Brief: Every line must be returned precisely as it is written.

[Records contained in a dataset]
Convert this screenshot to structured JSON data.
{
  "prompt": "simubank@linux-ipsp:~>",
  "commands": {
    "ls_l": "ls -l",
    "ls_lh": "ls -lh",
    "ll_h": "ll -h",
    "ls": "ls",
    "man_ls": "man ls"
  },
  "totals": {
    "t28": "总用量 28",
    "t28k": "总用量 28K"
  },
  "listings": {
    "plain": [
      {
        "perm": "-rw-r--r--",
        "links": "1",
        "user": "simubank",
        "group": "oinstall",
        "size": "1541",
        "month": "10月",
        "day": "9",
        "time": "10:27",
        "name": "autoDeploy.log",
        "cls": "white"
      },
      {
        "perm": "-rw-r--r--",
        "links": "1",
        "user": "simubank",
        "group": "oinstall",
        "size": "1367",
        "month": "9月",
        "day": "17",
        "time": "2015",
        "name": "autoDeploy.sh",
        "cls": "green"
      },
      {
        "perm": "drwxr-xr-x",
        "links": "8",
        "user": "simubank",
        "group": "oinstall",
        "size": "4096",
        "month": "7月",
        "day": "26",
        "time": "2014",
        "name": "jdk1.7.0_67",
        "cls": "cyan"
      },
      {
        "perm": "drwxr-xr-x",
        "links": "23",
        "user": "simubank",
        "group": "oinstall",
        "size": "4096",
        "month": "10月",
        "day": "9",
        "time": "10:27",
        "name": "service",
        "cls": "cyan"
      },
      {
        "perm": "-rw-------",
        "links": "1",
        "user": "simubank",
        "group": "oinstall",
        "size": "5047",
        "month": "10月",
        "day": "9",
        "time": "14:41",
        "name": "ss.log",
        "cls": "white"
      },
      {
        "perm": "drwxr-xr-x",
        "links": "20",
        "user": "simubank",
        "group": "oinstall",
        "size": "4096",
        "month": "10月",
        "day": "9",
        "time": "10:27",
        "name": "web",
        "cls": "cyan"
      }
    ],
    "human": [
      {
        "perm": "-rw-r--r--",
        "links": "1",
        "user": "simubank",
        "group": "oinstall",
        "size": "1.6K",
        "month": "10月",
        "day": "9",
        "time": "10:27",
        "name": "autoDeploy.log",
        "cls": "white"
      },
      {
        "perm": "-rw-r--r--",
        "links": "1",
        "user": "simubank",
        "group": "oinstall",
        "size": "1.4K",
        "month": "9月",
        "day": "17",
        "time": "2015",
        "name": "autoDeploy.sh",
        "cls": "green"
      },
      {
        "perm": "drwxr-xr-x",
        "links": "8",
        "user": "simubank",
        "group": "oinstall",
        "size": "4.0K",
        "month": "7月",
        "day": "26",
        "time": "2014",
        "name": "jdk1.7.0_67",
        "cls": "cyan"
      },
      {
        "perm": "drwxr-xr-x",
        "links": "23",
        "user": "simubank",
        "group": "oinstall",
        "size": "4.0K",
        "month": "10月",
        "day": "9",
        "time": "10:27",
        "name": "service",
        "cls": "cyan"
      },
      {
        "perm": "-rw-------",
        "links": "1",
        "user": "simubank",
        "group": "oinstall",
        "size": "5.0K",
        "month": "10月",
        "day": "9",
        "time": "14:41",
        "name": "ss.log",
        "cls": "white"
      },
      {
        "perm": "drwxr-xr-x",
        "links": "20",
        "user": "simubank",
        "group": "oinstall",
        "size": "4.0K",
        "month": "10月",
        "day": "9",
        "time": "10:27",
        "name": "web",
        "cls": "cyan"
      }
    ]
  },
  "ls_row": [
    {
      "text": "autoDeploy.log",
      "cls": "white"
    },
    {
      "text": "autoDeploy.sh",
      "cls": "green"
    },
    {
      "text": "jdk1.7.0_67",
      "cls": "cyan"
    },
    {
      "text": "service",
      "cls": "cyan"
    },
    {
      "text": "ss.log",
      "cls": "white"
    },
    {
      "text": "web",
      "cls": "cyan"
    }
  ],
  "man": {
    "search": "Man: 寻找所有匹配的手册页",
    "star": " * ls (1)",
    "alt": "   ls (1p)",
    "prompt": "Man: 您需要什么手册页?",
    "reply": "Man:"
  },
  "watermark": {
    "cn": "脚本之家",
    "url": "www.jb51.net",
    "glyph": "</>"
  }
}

Task response:
Convert this screenshot to structured JSON data.
{
  "prompt": "simubank@linux-ipsp:~>",
  "commands": {
    "ls_l": "ls -l",
    "ls_lh": "ls -lh",
    "ll_h": "ll -h",
    "ls": "ls",
    "man_ls": "man ls"
  },
  "totals": {
    "t28": "总用量 28",
    "t28k": "总用量 28K"
  },
  "listings": {
    "plain": [
      {
        "perm": "-rw-r--r--",
        "links": "1",
        "user": "simubank",
        "group": "oinstall",
        "size": "1541",
        "month": "10月",
        "day": "9",
        "time": "10:27",
        "name": "autoDeploy.log",
        "cls": "white"
      },
      {
        "perm": "-rw-r--r--",
        "links": "1",
        "user": "simubank",
        "group": "oinstall",
        "size": "1367",
        "month": "9月",
        "day": "17",
        "time": "2015",
        "name": "autoDeploy.sh",
        "cls": "green"
      },
      {
        "perm": "drwxr-xr-x",
        "links": "8",
        "user": "simubank",
        "group": "oinstall",
        "size": "4096",
        "month": "7月",
        "day": "26",
        "time": "2014",
        "name": "jdk1.7.0_67",
        "cls": "cyan"
      },
      {
        "perm": "drwxr-xr-x",
        "links": "23",
        "user": "simubank",
        "group": "oinstall",
        "size": "4096",
        "month": "10月",
        "day": "9",
        "time": "10:27",
        "name": "service",
        "cls": "cyan"
      },
      {
        "perm": "-rw-------",
        "links": "1",
        "user": "simubank",
        "group": "oinstall",
        "size": "5047",
        "month": "10月",
        "day": "9",
        "time": "14:41",
        "name": "ss.log",
        "cls": "white"
      },
      {
        "perm": "drwxr-xr-x",
        "links": "20",
        "user": "simubank",
        "group": "oinstall",
        "size": "4096",
        "month": "10月",
        "day": "9",
        "time": "10:27",
        "name": "web",
        "cls": "cyan"
      }
    ],
    "human": [
      {
        "perm": "-rw-r--r--",
        "links": "1",
        "user": "simubank",
        "group": "oinstall",
        "size": "1.6K",
        "month": "10月",
        "day": "9",
        "time": "10:27",
        "name": "autoDeploy.log",
        "cls": "white"
      },
      {
        "perm": "-rw-r--r--",
        "links": "1",
        "user": "simubank",
        "group": "oinstall",
        "size": "1.4K",
        "month": "9月",
        "day": "17",
        "time": "2015",
        "name": "autoDeploy.sh",
        "cls": "green"
      },
      {
        "perm": "drwxr-xr-x",
        "links": "8",
        "user": "simubank",
        "group": "oinstall",
        "size": "4.0K",
        "month": "7月",
        "day": "26",
        "time": "2014",
        "name": "jdk1.7.0_67",
        "cls": "cyan"
      },
      {
        "perm": "drwxr-xr-x",
        "links": "23",
        "user": "simubank",
        "group": "oinstall",
        "size": "4.0K",
        "month": "10月",
        "day": "9",
        "time": "10:27",
        "name": "service",
        "cls": "cyan"
      },
      {
        "perm": "-rw-------",
        "links": "1",
        "user": "simubank",
        "group": "oinstall",
        "size": "5.0K",
        "month": "10月",
        "day": "9",
        "time": "14:41",
        "name": "ss.log",
        "cls": "white"
      },
      {
        "perm": "drwxr-xr-x",
        "links": "20",
        "user": "simubank",
        "group": "oinstall",
        "size": "4.0K",
        "month": "10月",
        "day": "9",
        "time": "10:27",
        "name": "web",
        "cls": "cyan"
      }
    ]
  },
  "ls_row": [
    {
      "text": "autoDeploy.log",
      "cls": "white"
    },
    {
      "text": "autoDeploy.sh",
      "cls": "green"
    },
    {
      "text": "jdk1.7.0_67",
      "cls": "cyan"
    },
    {
      "text": "service",
      "cls": "cyan"
    },
    {
      "text": "ss.log",
      "cls": "white"
    },
    {
      "text": "web",
      "cls": "cyan"
    }
  ],
  "man": {
    "search": "Man: 寻找所有匹配的手册页",
    "star": " * ls (1)",
    "alt": "   ls (1p)",
    "prompt": "Man: 您需要什么手册页?",
    "reply": "Man:"
  },
  "watermark": {
    "cn": "脚本之家",
    "url": "www.jb51.net",
    "glyph": "</>"
  }
}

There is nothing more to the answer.